» Raw records:
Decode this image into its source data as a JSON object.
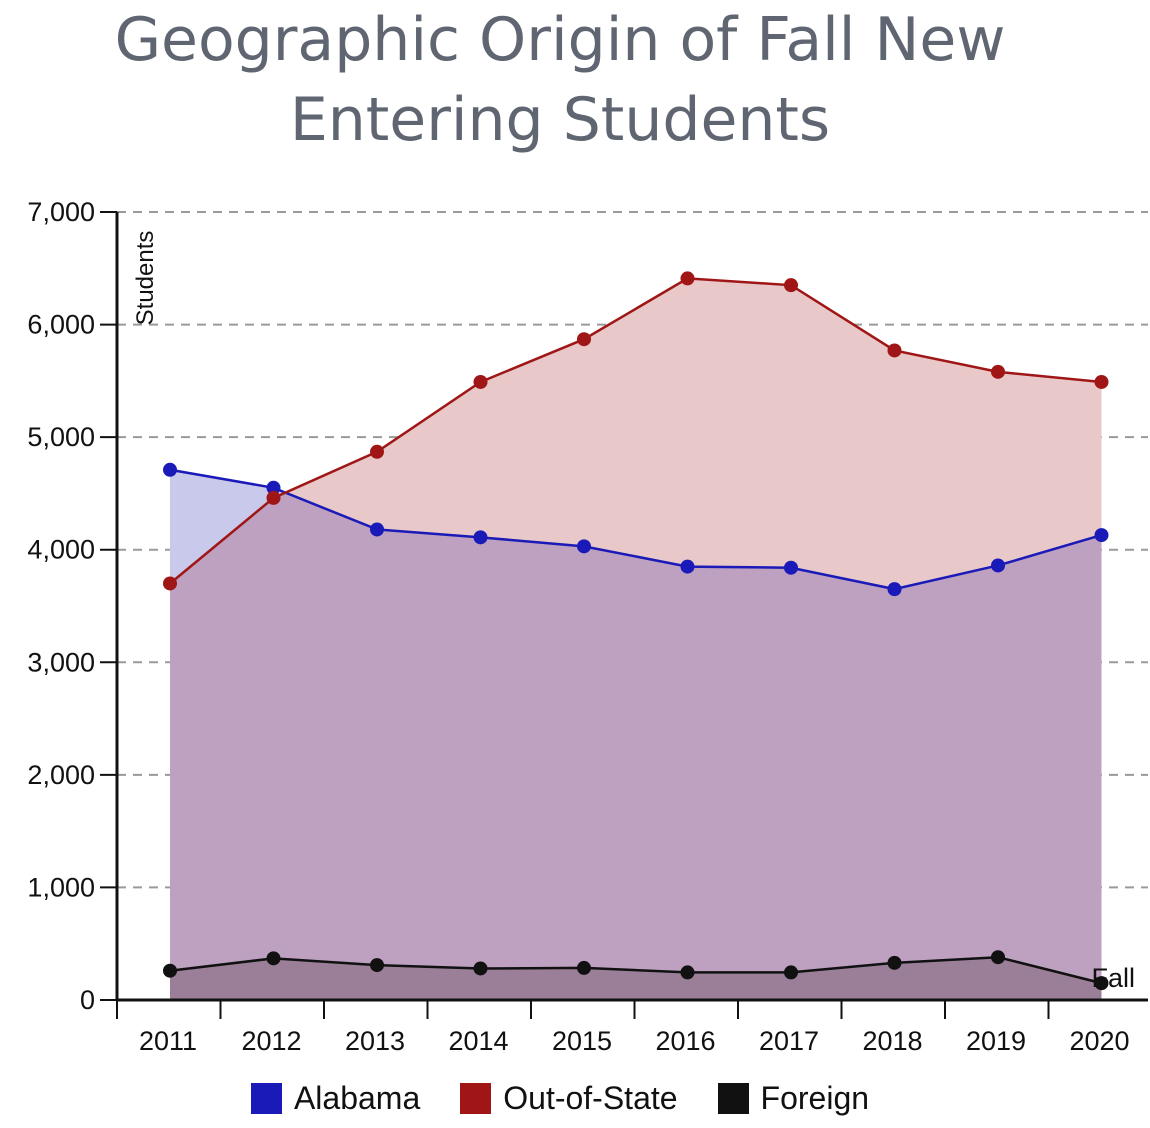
{
  "title_line1": "Geographic Origin of Fall New",
  "title_line2": "Entering Students",
  "colors": {
    "alabama": "#1a1ab8",
    "out_of_state": "#a01616",
    "foreign": "#111111",
    "alabama_fill": "#c9c9ec",
    "out_of_state_fill": "#e8c8c8",
    "overlap_fill": "#bea0c1",
    "foreign_fill": "#9b7f98",
    "grid": "#9a9a9a",
    "title": "#5f6672"
  },
  "chart_data": {
    "type": "area",
    "title": "Geographic Origin of Fall New Entering Students",
    "xlabel": "",
    "ylabel": "Students",
    "x_tick_labels": [
      "2011",
      "2012",
      "2013",
      "2014",
      "2015",
      "2016",
      "2017",
      "2018",
      "2019",
      "2020"
    ],
    "y_tick_labels": [
      "0",
      "1,000",
      "2,000",
      "3,000",
      "4,000",
      "5,000",
      "6,000",
      "7,000"
    ],
    "y_ticks": [
      0,
      1000,
      2000,
      3000,
      4000,
      5000,
      6000,
      7000
    ],
    "ylim": [
      0,
      7000
    ],
    "grid": true,
    "legend_position": "bottom",
    "annotation": "Fall",
    "series": [
      {
        "name": "Alabama",
        "values": [
          4710,
          4550,
          4180,
          4110,
          4030,
          3850,
          3840,
          3650,
          3860,
          4130
        ]
      },
      {
        "name": "Out-of-State",
        "values": [
          3700,
          4460,
          4870,
          5490,
          5870,
          6410,
          6350,
          5770,
          5580,
          5490
        ]
      },
      {
        "name": "Foreign",
        "values": [
          260,
          370,
          310,
          280,
          285,
          245,
          245,
          330,
          380,
          150
        ]
      }
    ]
  }
}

» Stated goal: Tally the lines in the records above that contain the word "Students", and give only that number.

» Output of the exercise: 3